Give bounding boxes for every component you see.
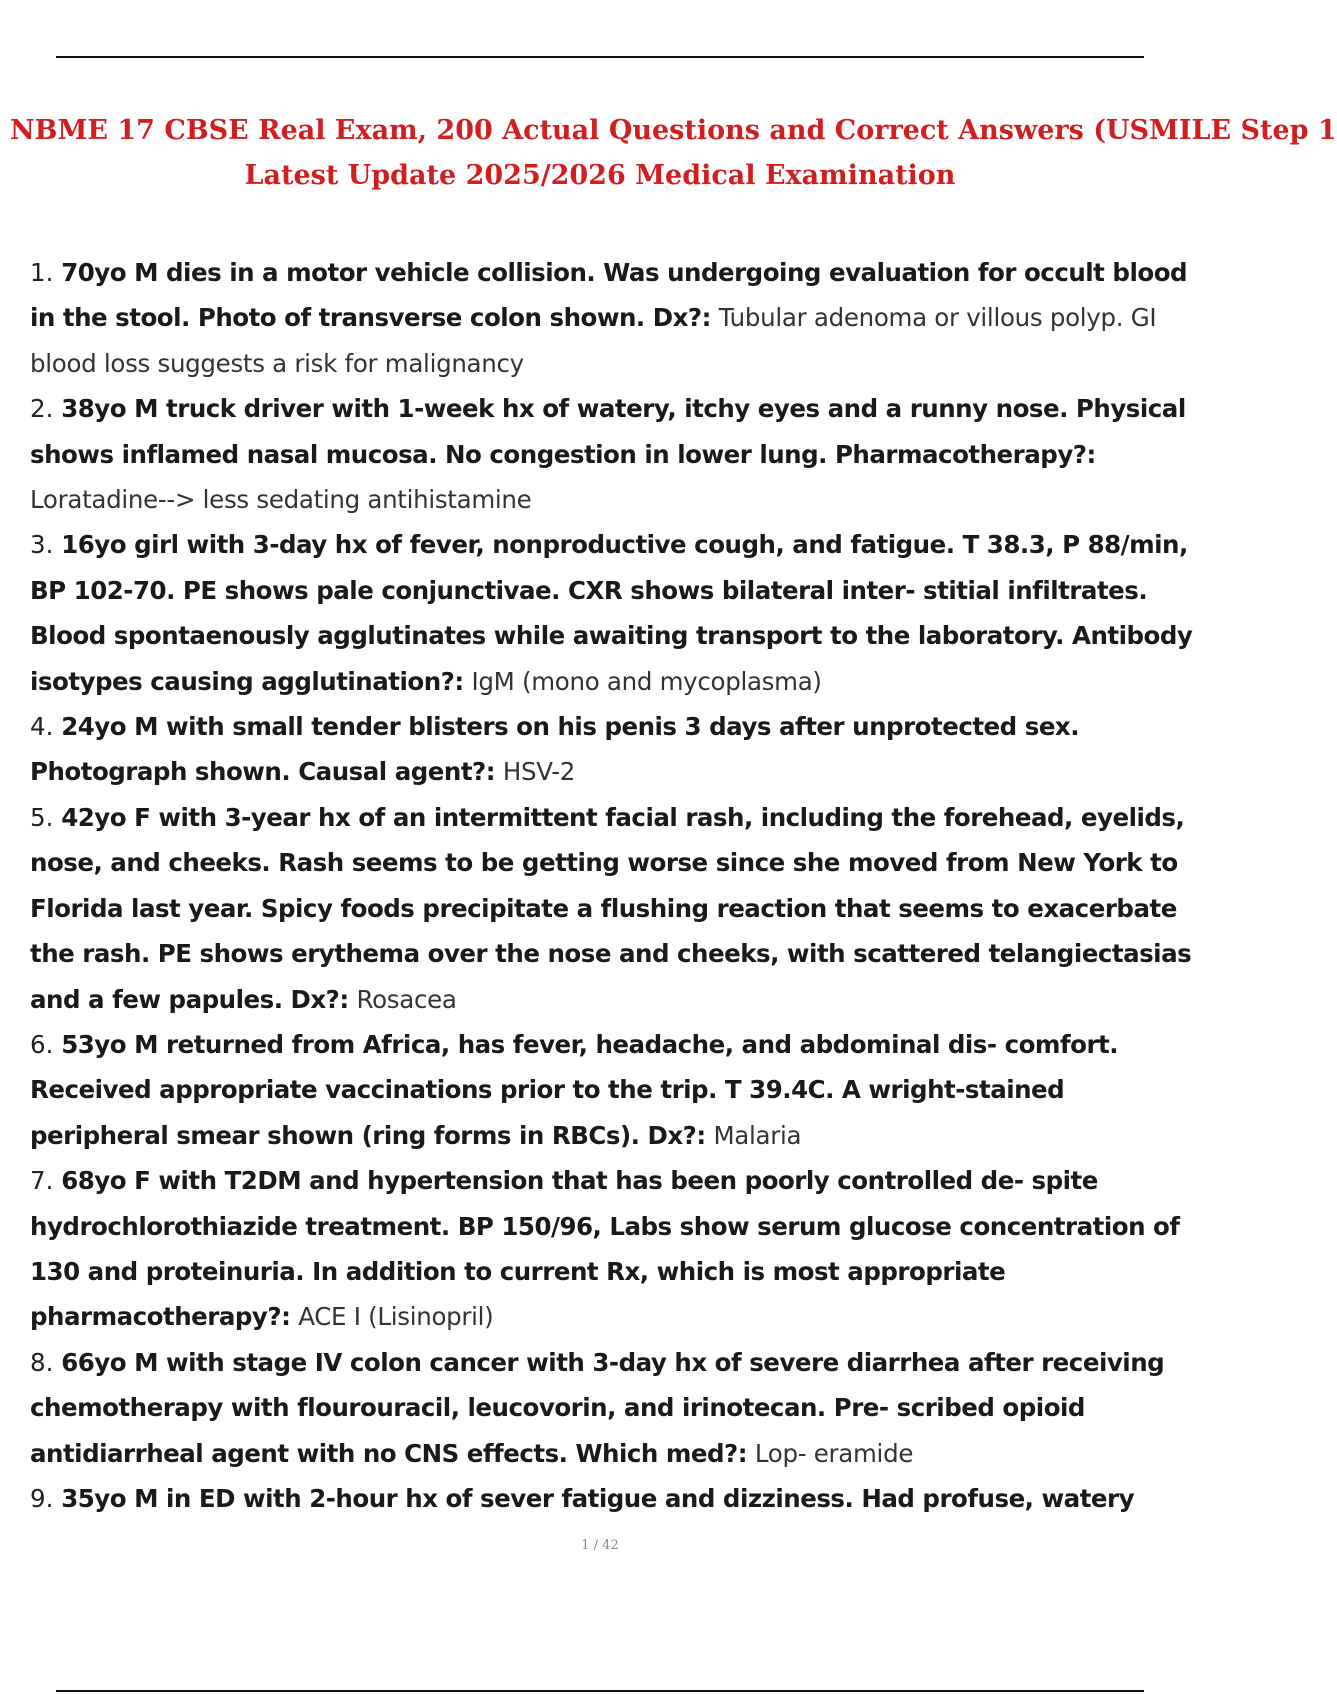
question-item-1 <box>30 250 1200 386</box>
question-number: 7. <box>30 1166 54 1196</box>
question-stem: 24yo M with small tender blisters on his penis 3 days after unprotected sex. Photograph shown. Causal agent?: <box>30 712 1080 787</box>
question-answer: Rosacea <box>356 984 457 1014</box>
question-stem: 53yo M returned from Africa, has fever, headache, and abdominal dis- comfort. Received appropriate vaccinations prior to the trip. T 39.4C. A wright-stained peripheral smear shown (ring forms in RBCs). Dx?: <box>30 1029 1119 1150</box>
question-answer: Lop- eramide <box>754 1438 914 1468</box>
question-item-8 <box>30 1340 1200 1476</box>
question-item-3 <box>30 522 1200 704</box>
title-line-1: NBME 17 CBSE Real Exam, 200 Actual Questions and Correct Answers (USMILE Step 1 <box>10 115 1337 146</box>
question-number: 1. <box>30 258 54 287</box>
question-list <box>30 250 1200 1521</box>
question-stem: 42yo F with 3-year hx of an intermittent facial rash, including the forehead, eyelids, nose, and cheeks. Rash seems to be getting worse since she moved from New York to Florida last year. Spicy foods precipitate a flushing reaction that seems to exacerbate the rash. PE shows erythema over the nose and cheeks, with scattered telangiectasias and a few papules. Dx?: <box>30 802 1192 1014</box>
question-item-9 <box>30 1476 1200 1521</box>
question-stem: 66yo M with stage IV colon cancer with 3-day hx of severe diarrhea after receiving chemotherapy with flourouracil, leucovorin, and irinotecan. Pre- scribed opioid antidiarrheal agent with no CNS effects. Which med?: <box>30 1347 1165 1468</box>
question-answer: Malaria <box>713 1120 802 1150</box>
top-rule <box>56 56 1144 58</box>
question-item-7 <box>30 1158 1200 1340</box>
question-number: 6. <box>30 1029 54 1059</box>
question-number: 4. <box>30 712 54 742</box>
question-stem: 38yo M truck driver with 1-week hx of watery, itchy eyes and a runny nose. Physical shows inflamed nasal mucosa. No congestion in lower lung. Pharmacotherapy?: <box>30 394 1186 469</box>
question-answer: Loratadine--> less sedating antihistamine <box>30 485 532 515</box>
question-number: 8. <box>30 1347 54 1377</box>
question-answer: HSV-2 <box>502 757 576 787</box>
question-stem: 35yo M in ED with 2-hour hx of sever fatigue and dizziness. Had profuse, watery <box>61 1483 1135 1513</box>
question-stem: 70yo M dies in a motor vehicle collision. Was undergoing evaluation for occult blood in the stool. Photo of transverse colon shown. Dx?: <box>30 258 1188 333</box>
question-number: 3. <box>30 530 54 560</box>
bottom-rule <box>56 1690 1144 1692</box>
question-item-4 <box>30 704 1200 795</box>
question-answer: Tubular adenoma or villous polyp. GI blood loss suggests a risk for malignancy <box>30 303 1157 378</box>
document-title <box>0 108 1337 198</box>
question-answer: IgM (mono and mycoplasma) <box>471 666 822 696</box>
page-number: 1 / 42 <box>581 1538 619 1553</box>
question-stem: 16yo girl with 3-day hx of fever, nonproductive cough, and fatigue. T 38.3, P 88/min, BP 102-70. PE shows pale conjunctivae. CXR shows bilateral inter- stitial infiltrates. Blood spontaenously agglutinates while awaiting transport to the laboratory. Antibody isotypes causing agglutination?: <box>30 530 1193 696</box>
question-number: 9. <box>30 1483 54 1513</box>
question-number: 2. <box>30 394 54 424</box>
question-stem: 68yo F with T2DM and hypertension that has been poorly controlled de- spite hydrochlorothiazide treatment. BP 150/96, Labs show serum glucose concentration of 130 and proteinuria. In addition to current Rx, which is most appropriate pharmacotherapy?: <box>30 1166 1180 1332</box>
question-number: 5. <box>30 802 54 832</box>
question-item-5 <box>30 795 1200 1022</box>
question-item-6 <box>30 1022 1200 1158</box>
question-item-2 <box>30 386 1200 522</box>
title-line-2: Latest Update 2025/2026 Medical Examination <box>244 160 956 191</box>
question-answer: ACE I (Lisinopril) <box>298 1302 494 1332</box>
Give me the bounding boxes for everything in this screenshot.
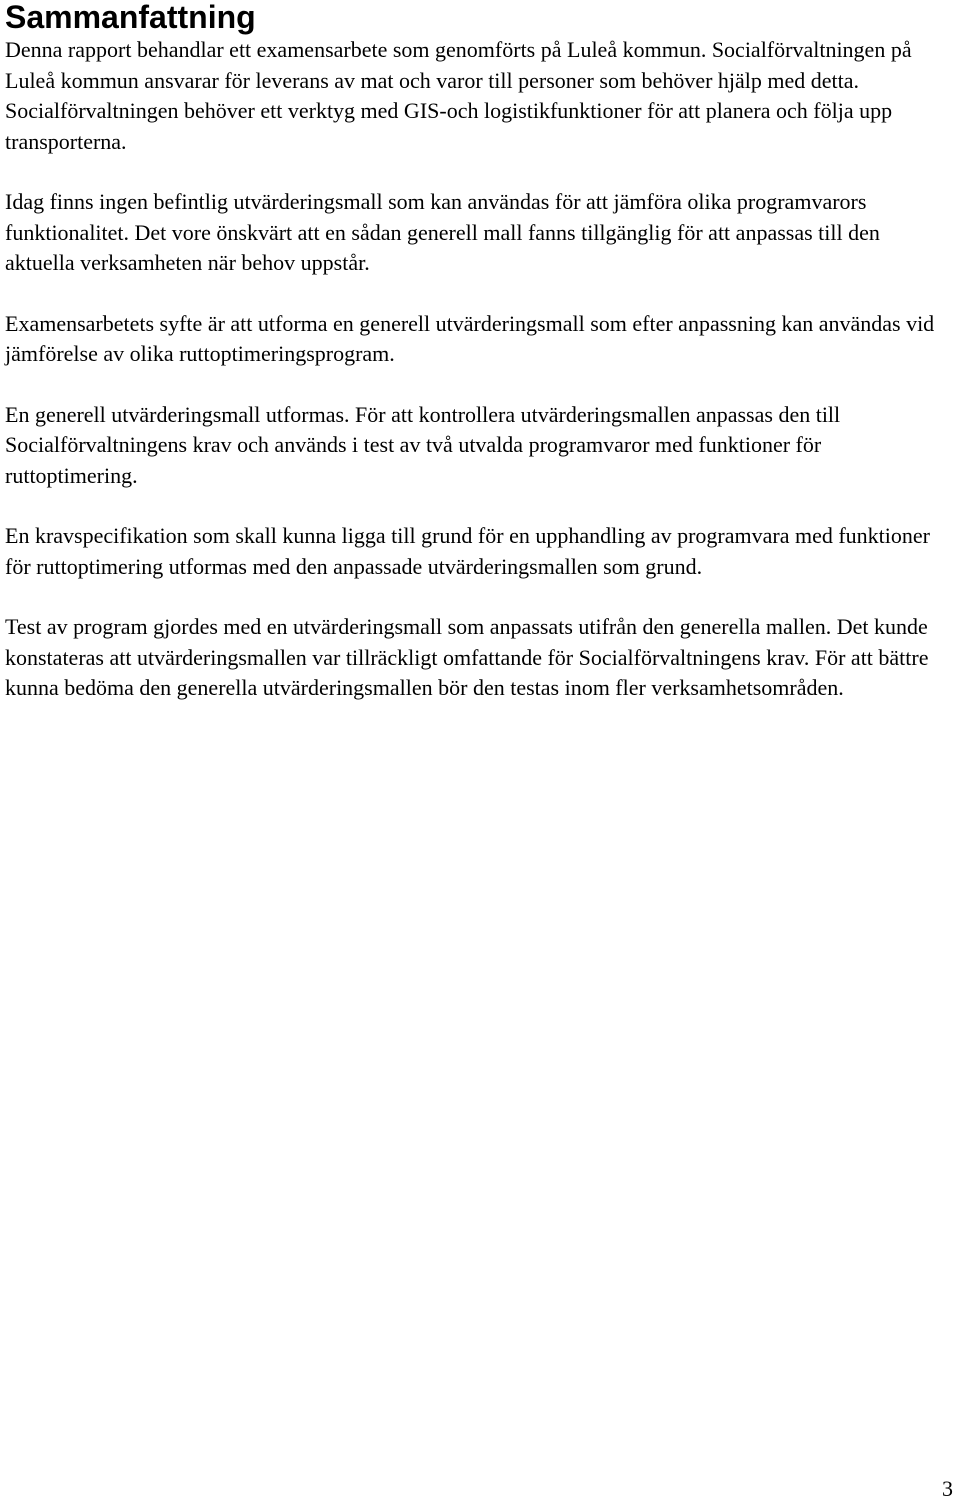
paragraph-6: Test av program gjordes med en utvärderingsmall som anpassats utifrån den generella mallen. Det kunde konstateras att utvärderingsmallen var tillräckligt omfattande för Socialförvaltningens krav. För att bättre kunna bedöma den generella utvärderingsmallen bör den testas inom fler verksamhetsområden.	[5, 614, 929, 700]
paragraph-5: En kravspecifikation som skall kunna ligga till grund för en upphandling av programvara med funktioner för ruttoptimering utformas med den anpassade utvärderingsmallen som grund.	[5, 523, 930, 579]
paragraph-4: En generell utvärderingsmall utformas. För att kontrollera utvärderingsmallen anpassas den till Socialförvaltningens krav och används i test av två utvalda programvaror med funktioner för ruttoptimering.	[5, 401, 841, 488]
paragraph-2: Idag finns ingen befintlig utvärderingsmall som kan användas för att jämföra olika programvarors funktionalitet. Det vore önskvärt att en sådan generell mall fanns tillgänglig för att anpassas till den aktuella verksamheten när behov uppstår.	[5, 189, 880, 275]
paragraph-1: Denna rapport behandlar ett examensarbete som genomförts på Luleå kommun. Socialförvaltningen på Luleå kommun ansvarar för leverans av mat och varor till personer som behöver hjälp med detta. Socialförvaltningen behöver ett verktyg med GIS-och logistikfunktioner för att planera och följa upp transporterna.	[5, 37, 912, 154]
document-page	[5, 0, 950, 704]
section-heading: Sammanfattning	[5, 0, 256, 35]
paragraph-3: Examensarbetets syfte är att utforma en generell utvärderingsmall som efter anpassning kan användas vid jämförelse av olika ruttoptimeringsprogram.	[5, 310, 935, 366]
page-number: 3	[942, 1476, 953, 1501]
◇ ◇ ◇ ◇ ◇
With the images removed, write out all of the material above exactly.

Give bounding boxes for every component you see.
question-item-1 <box>30 250 1200 386</box>
question-number: 7. <box>30 1166 54 1196</box>
question-stem: 24yo M with small tender blisters on his penis 3 days after unprotected sex. Photograph shown. Causal agent?: <box>30 712 1080 787</box>
question-answer: Rosacea <box>356 984 457 1014</box>
question-stem: 53yo M returned from Africa, has fever, headache, and abdominal dis- comfort. Received appropriate vaccinations prior to the trip. T 39.4C. A wright-stained peripheral smear shown (ring forms in RBCs). Dx?: <box>30 1029 1119 1150</box>
question-answer: Lop- eramide <box>754 1438 914 1468</box>
question-item-8 <box>30 1340 1200 1476</box>
question-item-3 <box>30 522 1200 704</box>
title-line-1: NBME 17 CBSE Real Exam, 200 Actual Questions and Correct Answers (USMILE Step 1 <box>10 115 1337 146</box>
question-number: 1. <box>30 258 54 287</box>
question-list <box>30 250 1200 1521</box>
question-stem: 42yo F with 3-year hx of an intermittent facial rash, including the forehead, eyelids, nose, and cheeks. Rash seems to be getting worse since she moved from New York to Florida last year. Spicy foods precipitate a flushing reaction that seems to exacerbate the rash. PE shows erythema over the nose and cheeks, with scattered telangiectasias and a few papules. Dx?: <box>30 802 1192 1014</box>
question-item-9 <box>30 1476 1200 1521</box>
question-stem: 66yo M with stage IV colon cancer with 3-day hx of severe diarrhea after receiving chemotherapy with flourouracil, leucovorin, and irinotecan. Pre- scribed opioid antidiarrheal agent with no CNS effects. Which med?: <box>30 1347 1165 1468</box>
question-answer: Malaria <box>713 1120 802 1150</box>
top-rule <box>56 56 1144 58</box>
question-item-7 <box>30 1158 1200 1340</box>
question-number: 6. <box>30 1029 54 1059</box>
question-number: 4. <box>30 712 54 742</box>
question-stem: 38yo M truck driver with 1-week hx of watery, itchy eyes and a runny nose. Physical shows inflamed nasal mucosa. No congestion in lower lung. Pharmacotherapy?: <box>30 394 1186 469</box>
question-answer: Loratadine--> less sedating antihistamine <box>30 485 532 515</box>
question-number: 8. <box>30 1347 54 1377</box>
question-answer: HSV-2 <box>502 757 576 787</box>
question-stem: 35yo M in ED with 2-hour hx of sever fatigue and dizziness. Had profuse, watery <box>61 1483 1135 1513</box>
question-stem: 70yo M dies in a motor vehicle collision. Was undergoing evaluation for occult blood in the stool. Photo of transverse colon shown. Dx?: <box>30 258 1188 333</box>
question-number: 3. <box>30 530 54 560</box>
bottom-rule <box>56 1690 1144 1692</box>
question-item-4 <box>30 704 1200 795</box>
question-answer: Tubular adenoma or villous polyp. GI blood loss suggests a risk for malignancy <box>30 303 1157 378</box>
document-title <box>0 108 1337 198</box>
question-answer: IgM (mono and mycoplasma) <box>471 666 822 696</box>
page-number: 1 / 42 <box>581 1538 619 1553</box>
question-stem: 16yo girl with 3-day hx of fever, nonproductive cough, and fatigue. T 38.3, P 88/min, BP 102-70. PE shows pale conjunctivae. CXR shows bilateral inter- stitial infiltrates. Blood spontaenously agglutinates while awaiting transport to the laboratory. Antibody isotypes causing agglutination?: <box>30 530 1193 696</box>
question-number: 9. <box>30 1483 54 1513</box>
question-number: 2. <box>30 394 54 424</box>
question-stem: 68yo F with T2DM and hypertension that has been poorly controlled de- spite hydrochlorothiazide treatment. BP 150/96, Labs show serum glucose concentration of 130 and proteinuria. In addition to current Rx, which is most appropriate pharmacotherapy?: <box>30 1166 1180 1332</box>
question-number: 5. <box>30 802 54 832</box>
question-item-5 <box>30 795 1200 1022</box>
question-item-6 <box>30 1022 1200 1158</box>
question-item-2 <box>30 386 1200 522</box>
title-line-2: Latest Update 2025/2026 Medical Examination <box>244 160 956 191</box>
question-answer: ACE I (Lisinopril) <box>298 1302 494 1332</box>
Give me the bounding boxes for everything in this screenshot.
paragraph-6: Test av program gjordes med en utvärderingsmall som anpassats utifrån den generella mallen. Det kunde konstateras att utvärderingsmallen var tillräckligt omfattande för Socialförvaltningens krav. För att bättre kunna bedöma den generella utvärderingsmallen bör den testas inom fler verksamhetsområden.	[5, 614, 929, 700]
paragraph-5: En kravspecifikation som skall kunna ligga till grund för en upphandling av programvara med funktioner för ruttoptimering utformas med den anpassade utvärderingsmallen som grund.	[5, 523, 930, 579]
paragraph-4: En generell utvärderingsmall utformas. För att kontrollera utvärderingsmallen anpassas den till Socialförvaltningens krav och används i test av två utvalda programvaror med funktioner för ruttoptimering.	[5, 401, 841, 488]
paragraph-2: Idag finns ingen befintlig utvärderingsmall som kan användas för att jämföra olika programvarors funktionalitet. Det vore önskvärt att en sådan generell mall fanns tillgänglig för att anpassas till den aktuella verksamheten när behov uppstår.	[5, 189, 880, 275]
paragraph-1: Denna rapport behandlar ett examensarbete som genomförts på Luleå kommun. Socialförvaltningen på Luleå kommun ansvarar för leverans av mat och varor till personer som behöver hjälp med detta. Socialförvaltningen behöver ett verktyg med GIS-och logistikfunktioner för att planera och följa upp transporterna.	[5, 37, 912, 154]
document-page	[5, 0, 950, 704]
section-heading: Sammanfattning	[5, 0, 256, 35]
paragraph-3: Examensarbetets syfte är att utforma en generell utvärderingsmall som efter anpassning kan användas vid jämförelse av olika ruttoptimeringsprogram.	[5, 310, 935, 366]
page-number: 3	[942, 1476, 953, 1501]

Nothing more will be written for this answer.